• _Input data_
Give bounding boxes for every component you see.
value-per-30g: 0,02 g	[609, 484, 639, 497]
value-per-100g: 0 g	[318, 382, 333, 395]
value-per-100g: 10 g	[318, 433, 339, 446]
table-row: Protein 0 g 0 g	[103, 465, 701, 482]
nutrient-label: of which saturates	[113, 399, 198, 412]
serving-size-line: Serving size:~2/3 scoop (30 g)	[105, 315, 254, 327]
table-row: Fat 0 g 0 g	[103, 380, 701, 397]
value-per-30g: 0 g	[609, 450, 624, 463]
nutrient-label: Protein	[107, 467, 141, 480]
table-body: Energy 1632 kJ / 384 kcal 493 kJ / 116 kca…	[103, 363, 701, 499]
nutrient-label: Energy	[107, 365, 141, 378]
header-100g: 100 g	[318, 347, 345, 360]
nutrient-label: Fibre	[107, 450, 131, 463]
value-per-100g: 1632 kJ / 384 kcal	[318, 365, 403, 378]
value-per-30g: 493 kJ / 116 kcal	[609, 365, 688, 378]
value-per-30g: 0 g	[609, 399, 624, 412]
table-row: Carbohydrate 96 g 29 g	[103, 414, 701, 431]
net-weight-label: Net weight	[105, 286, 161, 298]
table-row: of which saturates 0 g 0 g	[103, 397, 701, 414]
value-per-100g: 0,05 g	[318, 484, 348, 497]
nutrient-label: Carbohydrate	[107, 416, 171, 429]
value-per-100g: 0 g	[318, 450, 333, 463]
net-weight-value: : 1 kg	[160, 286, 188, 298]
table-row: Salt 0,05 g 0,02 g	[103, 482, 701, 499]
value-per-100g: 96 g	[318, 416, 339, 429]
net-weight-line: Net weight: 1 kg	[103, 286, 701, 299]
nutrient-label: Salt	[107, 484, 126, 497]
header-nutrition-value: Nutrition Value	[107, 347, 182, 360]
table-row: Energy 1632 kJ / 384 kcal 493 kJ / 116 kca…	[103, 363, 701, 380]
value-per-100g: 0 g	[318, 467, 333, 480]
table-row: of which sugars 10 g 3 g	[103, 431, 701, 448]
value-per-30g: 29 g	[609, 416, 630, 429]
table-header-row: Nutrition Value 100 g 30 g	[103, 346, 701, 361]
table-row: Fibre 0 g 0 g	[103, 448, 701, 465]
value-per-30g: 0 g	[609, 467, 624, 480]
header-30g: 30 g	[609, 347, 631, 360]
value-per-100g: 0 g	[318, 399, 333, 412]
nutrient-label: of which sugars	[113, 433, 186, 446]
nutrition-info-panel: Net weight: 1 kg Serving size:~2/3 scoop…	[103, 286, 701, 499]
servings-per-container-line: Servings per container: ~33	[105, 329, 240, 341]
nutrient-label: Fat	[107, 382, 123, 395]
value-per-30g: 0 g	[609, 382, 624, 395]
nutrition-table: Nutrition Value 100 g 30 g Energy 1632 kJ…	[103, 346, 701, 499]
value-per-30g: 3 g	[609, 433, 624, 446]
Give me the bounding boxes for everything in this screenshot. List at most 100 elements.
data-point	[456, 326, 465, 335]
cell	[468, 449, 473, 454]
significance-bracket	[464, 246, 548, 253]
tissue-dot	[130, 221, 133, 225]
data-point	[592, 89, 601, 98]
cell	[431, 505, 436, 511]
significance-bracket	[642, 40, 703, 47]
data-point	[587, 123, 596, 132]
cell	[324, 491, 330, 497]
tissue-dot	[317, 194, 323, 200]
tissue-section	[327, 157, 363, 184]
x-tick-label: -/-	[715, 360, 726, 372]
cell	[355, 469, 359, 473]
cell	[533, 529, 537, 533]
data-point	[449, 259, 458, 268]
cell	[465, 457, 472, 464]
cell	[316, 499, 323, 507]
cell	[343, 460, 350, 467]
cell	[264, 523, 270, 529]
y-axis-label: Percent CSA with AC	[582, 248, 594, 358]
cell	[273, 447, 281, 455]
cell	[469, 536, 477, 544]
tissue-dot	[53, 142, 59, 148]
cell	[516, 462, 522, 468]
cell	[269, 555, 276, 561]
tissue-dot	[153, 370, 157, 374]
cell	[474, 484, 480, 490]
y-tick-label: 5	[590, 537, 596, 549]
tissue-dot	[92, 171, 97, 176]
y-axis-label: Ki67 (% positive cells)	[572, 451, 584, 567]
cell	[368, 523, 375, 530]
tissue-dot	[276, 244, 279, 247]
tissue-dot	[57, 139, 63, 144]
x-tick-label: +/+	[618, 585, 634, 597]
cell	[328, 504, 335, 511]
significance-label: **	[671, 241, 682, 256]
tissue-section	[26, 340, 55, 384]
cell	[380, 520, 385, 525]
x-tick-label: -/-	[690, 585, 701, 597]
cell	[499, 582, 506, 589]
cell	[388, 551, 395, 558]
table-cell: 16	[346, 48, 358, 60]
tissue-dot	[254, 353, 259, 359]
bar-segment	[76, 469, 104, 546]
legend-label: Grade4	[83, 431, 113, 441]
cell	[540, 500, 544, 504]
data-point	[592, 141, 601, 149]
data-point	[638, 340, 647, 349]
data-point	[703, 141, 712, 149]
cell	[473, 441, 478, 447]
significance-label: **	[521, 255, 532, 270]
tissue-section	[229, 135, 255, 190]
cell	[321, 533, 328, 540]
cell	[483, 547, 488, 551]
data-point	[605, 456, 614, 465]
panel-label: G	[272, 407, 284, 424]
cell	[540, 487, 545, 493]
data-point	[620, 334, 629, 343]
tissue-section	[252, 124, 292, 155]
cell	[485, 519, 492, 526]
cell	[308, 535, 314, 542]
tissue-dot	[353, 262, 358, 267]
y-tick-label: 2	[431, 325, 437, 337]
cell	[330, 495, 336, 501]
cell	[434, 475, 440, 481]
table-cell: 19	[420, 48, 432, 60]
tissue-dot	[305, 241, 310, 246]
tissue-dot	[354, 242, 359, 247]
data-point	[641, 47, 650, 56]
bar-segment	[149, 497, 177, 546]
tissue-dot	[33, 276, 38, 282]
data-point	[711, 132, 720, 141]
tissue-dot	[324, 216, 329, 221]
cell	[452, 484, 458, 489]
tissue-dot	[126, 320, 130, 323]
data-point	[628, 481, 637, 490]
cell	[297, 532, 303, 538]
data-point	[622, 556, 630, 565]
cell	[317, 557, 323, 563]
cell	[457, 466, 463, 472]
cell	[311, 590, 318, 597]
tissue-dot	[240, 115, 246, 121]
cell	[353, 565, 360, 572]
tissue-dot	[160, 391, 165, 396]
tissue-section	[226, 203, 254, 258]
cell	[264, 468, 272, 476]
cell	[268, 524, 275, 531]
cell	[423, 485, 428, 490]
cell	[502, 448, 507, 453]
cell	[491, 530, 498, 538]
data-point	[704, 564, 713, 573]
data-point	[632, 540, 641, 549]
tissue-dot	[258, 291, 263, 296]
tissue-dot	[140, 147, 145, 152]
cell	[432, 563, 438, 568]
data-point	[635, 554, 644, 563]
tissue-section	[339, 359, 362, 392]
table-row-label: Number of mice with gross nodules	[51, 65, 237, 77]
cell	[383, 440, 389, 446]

• _Assignment_
Your answer should be each line from the preceding material in which the word "Salt" occurs.

• _Solution to this task_
table-row: Salt 0,05 g 0,02 g	[103, 482, 701, 499]
nutrient-label: Salt	[107, 484, 126, 497]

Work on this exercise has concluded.